EXERCISE BRIEF
Search the material below for the word "Robo". Copy every line that has it.

+++ RECORDS FOR PROCESSING

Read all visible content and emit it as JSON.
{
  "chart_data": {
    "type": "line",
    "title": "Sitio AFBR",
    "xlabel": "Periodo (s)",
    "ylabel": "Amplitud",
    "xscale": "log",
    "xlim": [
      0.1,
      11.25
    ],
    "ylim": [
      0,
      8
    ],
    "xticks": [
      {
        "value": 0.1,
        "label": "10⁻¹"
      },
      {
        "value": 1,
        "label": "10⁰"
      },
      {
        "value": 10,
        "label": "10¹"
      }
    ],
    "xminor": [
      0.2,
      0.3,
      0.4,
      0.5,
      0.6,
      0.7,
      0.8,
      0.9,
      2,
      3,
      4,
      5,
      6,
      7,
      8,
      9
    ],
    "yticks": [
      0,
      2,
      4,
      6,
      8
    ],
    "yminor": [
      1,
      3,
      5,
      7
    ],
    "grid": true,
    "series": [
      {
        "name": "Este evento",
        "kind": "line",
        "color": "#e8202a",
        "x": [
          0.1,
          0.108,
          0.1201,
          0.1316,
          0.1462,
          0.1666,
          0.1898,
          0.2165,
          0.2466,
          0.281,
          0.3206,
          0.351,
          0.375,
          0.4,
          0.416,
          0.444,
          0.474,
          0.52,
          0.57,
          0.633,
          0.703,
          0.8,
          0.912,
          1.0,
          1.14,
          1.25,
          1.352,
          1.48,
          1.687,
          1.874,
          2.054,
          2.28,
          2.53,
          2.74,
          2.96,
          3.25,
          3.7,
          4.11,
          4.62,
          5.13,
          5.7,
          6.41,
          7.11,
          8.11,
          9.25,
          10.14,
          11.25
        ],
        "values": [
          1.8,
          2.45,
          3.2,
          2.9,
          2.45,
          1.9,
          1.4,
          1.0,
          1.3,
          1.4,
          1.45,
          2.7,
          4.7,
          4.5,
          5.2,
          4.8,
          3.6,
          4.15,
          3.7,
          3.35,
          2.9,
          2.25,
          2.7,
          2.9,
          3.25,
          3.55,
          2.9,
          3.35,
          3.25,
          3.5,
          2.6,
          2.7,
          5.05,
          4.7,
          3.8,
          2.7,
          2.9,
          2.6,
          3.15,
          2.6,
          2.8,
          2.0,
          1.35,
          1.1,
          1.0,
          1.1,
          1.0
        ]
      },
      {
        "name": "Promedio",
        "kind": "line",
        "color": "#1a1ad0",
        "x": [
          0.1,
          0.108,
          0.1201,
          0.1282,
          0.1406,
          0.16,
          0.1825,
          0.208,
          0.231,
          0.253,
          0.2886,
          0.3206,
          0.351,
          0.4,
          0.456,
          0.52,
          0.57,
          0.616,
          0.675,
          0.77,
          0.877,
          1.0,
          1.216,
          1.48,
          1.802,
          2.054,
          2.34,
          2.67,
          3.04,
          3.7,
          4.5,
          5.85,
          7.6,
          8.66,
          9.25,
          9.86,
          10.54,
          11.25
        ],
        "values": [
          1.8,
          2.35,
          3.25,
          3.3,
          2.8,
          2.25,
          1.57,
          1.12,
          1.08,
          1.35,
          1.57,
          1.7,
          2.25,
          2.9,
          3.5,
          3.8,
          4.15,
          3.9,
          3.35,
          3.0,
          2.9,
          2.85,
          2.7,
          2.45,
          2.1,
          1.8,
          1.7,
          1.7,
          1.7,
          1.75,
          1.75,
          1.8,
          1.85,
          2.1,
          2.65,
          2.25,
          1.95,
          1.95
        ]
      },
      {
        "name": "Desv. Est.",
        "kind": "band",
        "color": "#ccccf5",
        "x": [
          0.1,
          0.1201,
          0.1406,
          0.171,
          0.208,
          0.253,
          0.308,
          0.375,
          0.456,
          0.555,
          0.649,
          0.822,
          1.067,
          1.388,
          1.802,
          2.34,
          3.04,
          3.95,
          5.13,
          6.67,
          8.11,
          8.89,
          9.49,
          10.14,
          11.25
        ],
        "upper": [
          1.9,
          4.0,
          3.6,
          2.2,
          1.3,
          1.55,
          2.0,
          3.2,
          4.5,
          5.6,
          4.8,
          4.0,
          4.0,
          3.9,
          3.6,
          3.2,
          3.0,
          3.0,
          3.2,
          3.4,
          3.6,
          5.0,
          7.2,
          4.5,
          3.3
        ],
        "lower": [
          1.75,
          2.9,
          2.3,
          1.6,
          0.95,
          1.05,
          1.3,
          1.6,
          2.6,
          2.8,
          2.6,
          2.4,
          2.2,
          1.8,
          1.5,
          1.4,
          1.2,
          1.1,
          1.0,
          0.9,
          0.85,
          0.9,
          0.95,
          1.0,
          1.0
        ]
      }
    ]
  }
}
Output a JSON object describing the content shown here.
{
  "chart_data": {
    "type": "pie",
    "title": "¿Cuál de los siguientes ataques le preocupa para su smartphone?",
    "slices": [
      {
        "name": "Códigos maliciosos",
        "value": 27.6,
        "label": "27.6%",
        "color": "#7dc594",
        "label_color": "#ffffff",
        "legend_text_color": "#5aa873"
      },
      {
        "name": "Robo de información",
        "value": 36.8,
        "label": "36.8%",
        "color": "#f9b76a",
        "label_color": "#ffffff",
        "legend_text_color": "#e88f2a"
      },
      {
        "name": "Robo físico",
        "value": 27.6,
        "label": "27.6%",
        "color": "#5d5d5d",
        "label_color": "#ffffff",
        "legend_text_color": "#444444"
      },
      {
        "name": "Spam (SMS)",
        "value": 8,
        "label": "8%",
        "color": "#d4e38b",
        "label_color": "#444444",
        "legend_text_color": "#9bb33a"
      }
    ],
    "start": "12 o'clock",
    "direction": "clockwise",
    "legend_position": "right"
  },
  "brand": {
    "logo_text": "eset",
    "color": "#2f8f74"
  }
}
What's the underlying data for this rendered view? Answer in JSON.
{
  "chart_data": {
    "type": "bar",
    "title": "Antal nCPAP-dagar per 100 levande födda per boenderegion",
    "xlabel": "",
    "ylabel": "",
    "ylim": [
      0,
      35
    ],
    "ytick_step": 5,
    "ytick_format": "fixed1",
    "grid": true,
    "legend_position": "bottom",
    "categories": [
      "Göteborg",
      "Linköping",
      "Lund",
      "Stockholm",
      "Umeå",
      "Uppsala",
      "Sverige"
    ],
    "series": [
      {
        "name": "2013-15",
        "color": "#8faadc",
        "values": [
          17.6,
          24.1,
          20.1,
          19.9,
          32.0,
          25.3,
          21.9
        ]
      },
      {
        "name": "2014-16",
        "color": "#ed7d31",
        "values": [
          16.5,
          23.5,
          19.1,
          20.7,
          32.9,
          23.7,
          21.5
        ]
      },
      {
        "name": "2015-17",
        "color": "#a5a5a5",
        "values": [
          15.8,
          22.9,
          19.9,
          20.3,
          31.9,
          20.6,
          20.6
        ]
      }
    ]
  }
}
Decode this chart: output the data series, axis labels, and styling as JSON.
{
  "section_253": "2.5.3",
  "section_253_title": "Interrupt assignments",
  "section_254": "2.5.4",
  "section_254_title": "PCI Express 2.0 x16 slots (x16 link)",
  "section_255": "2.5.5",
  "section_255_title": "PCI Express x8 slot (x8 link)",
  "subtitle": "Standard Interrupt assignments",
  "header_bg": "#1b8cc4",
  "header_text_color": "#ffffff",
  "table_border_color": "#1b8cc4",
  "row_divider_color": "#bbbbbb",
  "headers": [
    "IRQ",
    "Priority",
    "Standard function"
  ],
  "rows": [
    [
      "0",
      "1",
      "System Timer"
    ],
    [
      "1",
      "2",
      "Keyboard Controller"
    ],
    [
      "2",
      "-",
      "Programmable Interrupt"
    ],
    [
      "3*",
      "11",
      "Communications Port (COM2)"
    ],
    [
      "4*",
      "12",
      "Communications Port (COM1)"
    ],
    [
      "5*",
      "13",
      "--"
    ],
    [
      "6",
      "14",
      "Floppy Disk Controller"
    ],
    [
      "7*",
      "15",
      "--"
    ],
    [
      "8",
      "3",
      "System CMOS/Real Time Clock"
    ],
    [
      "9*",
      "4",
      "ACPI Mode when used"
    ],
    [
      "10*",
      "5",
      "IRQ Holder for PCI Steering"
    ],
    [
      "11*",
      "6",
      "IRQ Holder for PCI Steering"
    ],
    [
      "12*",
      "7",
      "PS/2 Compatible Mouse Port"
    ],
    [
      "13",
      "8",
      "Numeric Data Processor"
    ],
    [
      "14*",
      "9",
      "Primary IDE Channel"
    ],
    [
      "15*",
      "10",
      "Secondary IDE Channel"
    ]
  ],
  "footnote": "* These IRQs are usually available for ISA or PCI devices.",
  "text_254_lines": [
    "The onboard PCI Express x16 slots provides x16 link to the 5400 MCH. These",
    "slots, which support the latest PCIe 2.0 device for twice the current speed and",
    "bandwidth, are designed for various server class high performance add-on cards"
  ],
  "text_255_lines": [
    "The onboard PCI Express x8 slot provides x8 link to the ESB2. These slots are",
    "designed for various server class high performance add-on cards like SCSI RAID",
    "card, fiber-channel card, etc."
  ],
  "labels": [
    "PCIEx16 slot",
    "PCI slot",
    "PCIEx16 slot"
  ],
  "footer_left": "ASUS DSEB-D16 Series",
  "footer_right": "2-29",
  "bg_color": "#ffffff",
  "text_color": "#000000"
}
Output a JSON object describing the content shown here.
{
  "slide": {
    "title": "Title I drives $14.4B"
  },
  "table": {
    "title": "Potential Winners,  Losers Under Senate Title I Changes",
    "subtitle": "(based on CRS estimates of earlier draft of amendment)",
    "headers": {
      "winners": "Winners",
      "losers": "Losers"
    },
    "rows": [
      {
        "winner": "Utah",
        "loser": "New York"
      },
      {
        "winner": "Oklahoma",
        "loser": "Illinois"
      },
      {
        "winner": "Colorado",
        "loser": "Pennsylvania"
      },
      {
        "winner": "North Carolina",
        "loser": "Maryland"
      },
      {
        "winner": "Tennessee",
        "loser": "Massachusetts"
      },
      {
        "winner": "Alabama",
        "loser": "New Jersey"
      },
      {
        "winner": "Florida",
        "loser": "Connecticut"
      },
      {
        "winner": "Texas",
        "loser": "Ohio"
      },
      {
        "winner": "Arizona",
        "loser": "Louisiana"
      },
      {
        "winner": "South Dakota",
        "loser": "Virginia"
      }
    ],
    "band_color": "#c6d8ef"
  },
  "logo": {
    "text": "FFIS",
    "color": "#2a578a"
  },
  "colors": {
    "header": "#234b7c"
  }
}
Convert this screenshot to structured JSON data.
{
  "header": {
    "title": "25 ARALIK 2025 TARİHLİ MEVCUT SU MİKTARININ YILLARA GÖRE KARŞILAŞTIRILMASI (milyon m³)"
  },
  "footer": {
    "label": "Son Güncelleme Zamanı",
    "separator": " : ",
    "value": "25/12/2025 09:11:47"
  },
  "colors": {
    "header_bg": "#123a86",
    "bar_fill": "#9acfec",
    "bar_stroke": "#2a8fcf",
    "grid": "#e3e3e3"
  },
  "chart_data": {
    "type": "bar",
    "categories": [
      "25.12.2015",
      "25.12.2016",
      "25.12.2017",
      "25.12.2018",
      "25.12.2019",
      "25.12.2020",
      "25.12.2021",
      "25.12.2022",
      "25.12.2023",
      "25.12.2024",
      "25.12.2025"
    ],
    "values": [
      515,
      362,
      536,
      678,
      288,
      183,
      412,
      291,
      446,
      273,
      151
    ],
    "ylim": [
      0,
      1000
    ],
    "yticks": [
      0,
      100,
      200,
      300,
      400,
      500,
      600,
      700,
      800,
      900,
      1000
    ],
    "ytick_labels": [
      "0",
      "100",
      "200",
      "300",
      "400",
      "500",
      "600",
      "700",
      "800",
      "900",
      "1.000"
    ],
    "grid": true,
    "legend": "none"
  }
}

++++++

THE ANSWER
        "name": "Robo de información",
        "name": "Robo físico",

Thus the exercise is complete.